_DÉFIS:_
1 – D'après le texte sur la crise au Venezuela, pourquoi l'ancienne oligarchie est-elle frustrée ? Répondez en une à trois phrases.
2 – Reprenez le texte sur la crise au Venezuela à la suite de sa dernière phrase et poursuivez-le.

Aujourd’hui, cette sentinelle se trouve aux portes de Caracas, l’épicentre de la  » bataille du siècle « , comme le disait João Pedro Stedile. Il semble maintenant qu’une campagne concertée de sabotage électronique ait été lancée pour couper l’électricité et l’eau au Venezuela. Est-il hors de question de soupçonner un tel sabotage ? Le militant canadien Yves Engler écrit que le gouvernement libéral a un projet de loi (C-59) qui vise à autoriser le Centre de la sécurité des télécommunications à mener des opérations offensives  » pour dégrader, perturber, influencer, répondre aux capacités, aux intentions ou aux activités  » d’acteurs étrangers, ou interférer avec elles. En fait, dit M. Engler,  » l’organisme de renseignement du ministère de la Défense nationale pourrait chercher à mettre un gouvernement hors service ou à fermer une centrale électrique « .

À la fin du mois dernier, j’ai passé quelque temps à Caracas, où j’ai rencontré un certain nombre de personnes – dont certaines de l’opposition (veuillez lire mon journal ici et mon rapport ici). Il est rapidement devenu évident que cette lutte à l’intérieur du Venezuela est une lutte pour savoir qui a le droit au pays et quelles politiques devraient façonner son avenir. L’ancienne oligarchie veut revenir au pouvoir, comme elle l’a fait dans une grande partie de l’Amérique latine. Ils sont frustrés par l’engagement de la Révolution bolivarienne envers le peuple ordinaire du pays. Pendant ce temps, les gens ordinaires – les Chavistas – s’engagent à défendre leur révolution jusqu’au bout. C’est une situation dangereuse, rendue plus instable par le comportement incendiaire des États-Unis, du Canada, de la Colombie et d’autres pays.

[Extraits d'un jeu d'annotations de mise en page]
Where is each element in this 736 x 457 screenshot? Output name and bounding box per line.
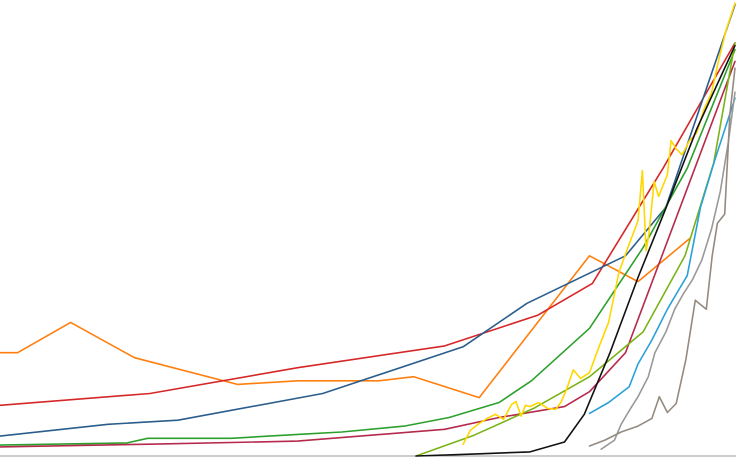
series-line-8 <box>415 44 736 457</box>
series-line-3 <box>0 4 736 437</box>
series-line-9 <box>588 97 736 415</box>
series-line-7 <box>462 2 736 446</box>
series-line-6 <box>415 42 736 457</box>
series-line-2 <box>0 42 736 407</box>
series-line-11 <box>588 67 736 447</box>
series-line-4 <box>0 48 736 446</box>
series-line-10 <box>600 91 736 451</box>
series-line-1 <box>0 237 692 399</box>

_RÉSULTATS DE L'EXERCICE:_
1 – L'ancienne oligarchie est frustrée par l'engagement de la Révolution bolivarienne envers le peuple ordinaire du pays. Elle veut revenir au pouvoir, comme elle l'a fait dans une grande partie de l'Amérique latine.

2 –
Marielle Franco, 1979-2018.
Les sentinelles abondent. L’une d’entre elles était Marielle Franco, qui a été tuée l’année dernière le 14 mars. Ses assassins, semble-t-il, ont un lien avec le bloc au pouvoir au Brésil. Un autre est Füsun Üstel, un universitaire turc qui a signé une pétition pour la paix en 2016. Elle était l’une des 1 128 universitaires qui ont été jugés pour cette pétition. Üstel sera le premier à aller en prison pour ça. Maria Ressa, journaliste et rédactrice en chef de The Rappler aux Philippines, a été arrêtée pour diffamation pour ses reportages critiques sur le président Rodrigo Duterte. Forcée de payer sa caution six fois en deux mois, Ressa continue d’être harcelée par le gouvernement.

Franco, Üstel et Ressa partagent le désir de protéger les plus belles choses qui nous entourent – la plus belle étant l’espoir.

Cordialement, Vijay.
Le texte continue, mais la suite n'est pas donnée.